* _What is required_: Return only the number of lines that hold "这意味着".

[Start Rows]

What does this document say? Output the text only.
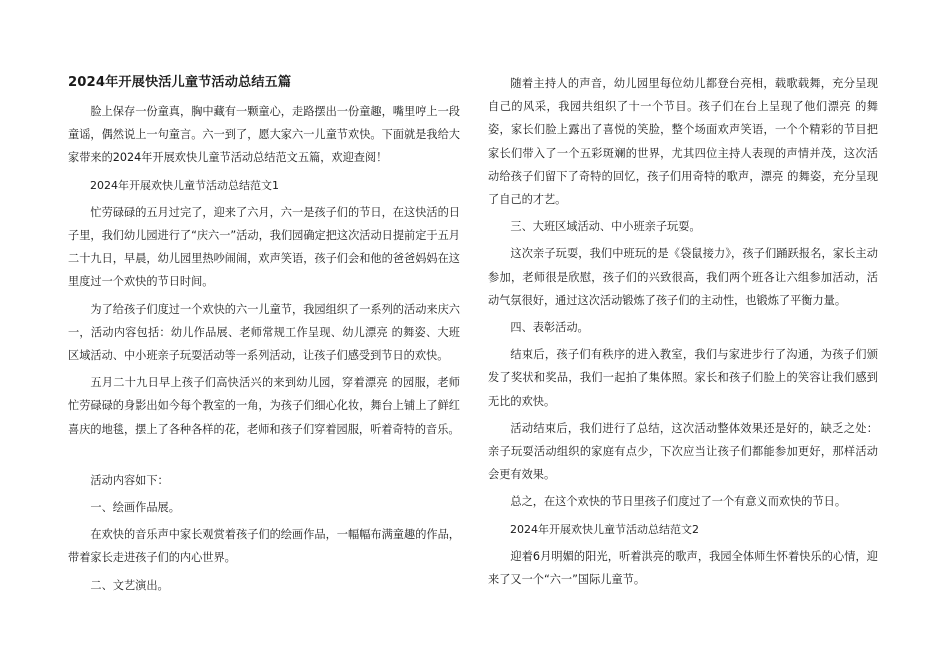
2024年开展快活儿童节活动总结五篇

脸上保存一份童真，胸中藏有一颗童心，走路摆出一份童趣，嘴里哼上一段童谣，偶然说上一句童言。六一到了，愿大家六一儿童节欢快。下面就是我给大家带来的2024年开展欢快儿童节活动总结范文五篇，欢迎查阅！

2024年开展欢快儿童节活动总结范文1

忙劳碌碌的五月过完了，迎来了六月，六一是孩子们的节日，在这快活的日子里，我们幼儿园进行了“庆六一”活动，我们园确定把这次活动日提前定于五月二十九日，早晨，幼儿园里热吵闹闹，欢声笑语，孩子们会和他的爸爸妈妈在这里度过一个欢快的节日时间。

为了给孩子们度过一个欢快的六一儿童节，我园组织了一系列的活动来庆六一，活动内容包括：幼儿作品展、老师常规工作呈现、幼儿漂亮 的舞姿、大班区域活动、中小班亲子玩耍活动等一系列活动，让孩子们感受到节日的欢快。

五月二十九日早上孩子们高快活兴的来到幼儿园，穿着漂亮 的园服，老师忙劳碌碌的身影出如今每个教室的一角，为孩子们细心化妆，舞台上铺上了鲜红喜庆的地毯，摆上了各种各样的花，老师和孩子们穿着园服，听着奇特的音乐。

活动内容如下：

一、绘画作品展。

在欢快的音乐声中家长观赏着孩子们的绘画作品，一幅幅布满童趣的作品，带着家长走进孩子们的内心世界。

二、文艺演出。

随着主持人的声音，幼儿园里每位幼儿都登台亮相，载歌载舞，充分呈现自己的风采，我园共组织了十一个节目。孩子们在台上呈现了他们漂亮 的舞姿，家长们脸上露出了喜悦的笑脸，整个场面欢声笑语，一个个精彩的节目把家长们带入了一个五彩斑斓的世界，尤其四位主持人表现的声情并茂，这次活动给孩子们留下了奇特的回忆，孩子们用奇特的歌声，漂亮 的舞姿，充分呈现了自己的才艺。

三、大班区域活动、中小班亲子玩耍。

这次亲子玩耍，我们中班玩的是《袋鼠接力》，孩子们踊跃报名，家长主动参加，老师很是欣慰，孩子们的兴致很高，我们两个班各让六组参加活动，活动气氛很好，通过这次活动锻炼了孩子们的主动性，也锻炼了平衡力量。

四、表彰活动。

结束后，孩子们有秩序的进入教室，我们与家进步行了沟通，为孩子们颁发了奖状和奖品，我们一起拍了集体照。家长和孩子们脸上的笑容让我们感到无比的欢快。

活动结束后，我们进行了总结，这次活动整体效果还是好的，缺乏之处：亲子玩耍活动组织的家庭有点少，下次应当让孩子们都能参加更好，那样活动会更有效果。

总之，在这个欢快的节日里孩子们度过了一个有意义而欢快的节日。

2024年开展欢快儿童节活动总结范文2

迎着6月明媚的阳光，听着洪亮的歌声，我园全体师生怀着快乐的心情，迎来了又一个“六一”国际儿童节。
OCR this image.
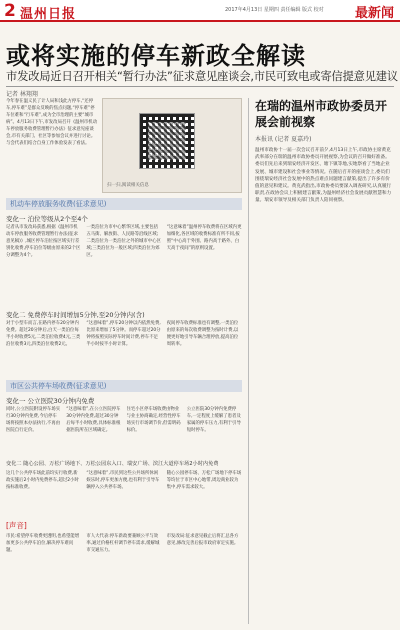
2 温州日报	2017年4月13日 星期四 责任编辑 版式 校对 最新闻
或将实施的停车新政全解读
市发改局近日召开相关“暂行办法”征求意见座谈会,市民可致电或寄信提意见建议
记者 林翔翔

今年春在温义民了计人局和浅此方停车,“还停车,停车难”是群众反映的焦点问题,“停车难”停车位难和“行车难”,成为全市治理的主要“城市病”。4月13日下午,市发改局召开《温州市机动车停放服务收费管理暂行办法》征求意见座谈会,市有关部门、社区等参加会议并进行讨论。与会代表们结合自身工作体验发表了看法。

扫一扫,阅读相关信息
机动车停放服务收费(征求意见)
变化一 泊位等级从2个至4个

记者从市发改局获悉,根据《温州市机动车停放服务收费管理暂行办法(征求意见稿)》,城区停车泊位按区域实行差别化收费,停车泊位等级由原来的2个区分调整为4个。

一类泊位为市中心繁华区域,主要包括五马街、解放街、人民路等沿线区域;二类泊位为一类泊位之外的城市中心区域;三类泊位为一般区域;四类泊位为郊区。

“这意味着”温州停车收费将在区域内更加细化,各区域的收费标准有所不同,按照“中心高于外围、路内高于路外、白天高于夜间”的原则设置。

变化二 免费停车时间增加5分钟,至20分钟内(含)

对于小型车而言,在路内停车20分钟内免费。超过20分钟后,白天一类泊位每半小时收费5元,二类泊位收费4元,三类泊位收费3元,四类泊位收费2元。

“这意味着”,停车20分钟以内依然免费,比原来增加了5分钟。而停车超过20分钟将按照实际停车时间计费,停车不足半小时按半小时计算。

夜间停车收费标准也有调整,一类泊位由原来的每次收费调整为按时计费,以便更好地引导车辆合理停放,提高泊位周转率。

市区公共停车场收费(征求意见)
变化一 公立医院30分钟内免费

同时,公立医院附设停车场实行30分钟内免费,今后停车场将按照本办法执行,不再由医院自行定价。

“这意味着”,在公立医院停车30分钟内免费,超过30分钟后每半小时收费,具体标准根据医院所在区域确定。

住宅小区停车场收费由物业与业主协商确定,经营性停车场实行市场调节价,但需明码标价。

公立医院30分钟内免费停车,一定程度上缓解了患者及家属的停车压力,有利于引导短时停车。

变化二 随心公园、万松广场地下、万松公园东入口、瑞安广场、滨江大道停车场2小时内免费

这几个公共停车场此前均实行收费,新政实施后2小时内免费停车,超过2小时按标准收费。

“这意味着”,市民到这些公共场所休闲娱乐时,停车更加方便,也有利于引导车辆停入公共停车场。

随心公园停车场、万松广场地下停车场等均位于市区中心地带,周边商业较为集中,停车需求较大。

[声音]

市民:希望停车收费更透明,也希望能增加更多公共停车泊位,解决停车难问题。

市人大代表:停车新政要兼顾公平与效率,通过价格杠杆调节停车需求,缓解城市交通压力。

市发改局:征求意见截止后将汇总各方意见,修改完善后报市政府审定实施。

在瑞的温州市政协委员开展会前视察
本报讯 (记者 夏嘉玲)

温州市政协十一届一次会议召开前夕,4月13日上午,市政协主席黄克武率部分在瑞的温州市政协委员开展视察,为会议的召开做好准备。委员们先后来到瑞安经济开发区、塘下镇等地,实地察看了当地企业发展、城市建设和社会事业等情况。在随后召开的座谈会上,委员们围绕瑞安经济社会发展中的热点难点问题建言献策,提出了许多有价值的意见和建议。黄克武指出,市政协委员要深入调查研究,认真履行职责,在政协会议上积极建言献策,为温州经济社会发展贡献智慧和力量。瑞安市领导及相关部门负责人陪同视察。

[End Rows]

* _Answer in full_: 4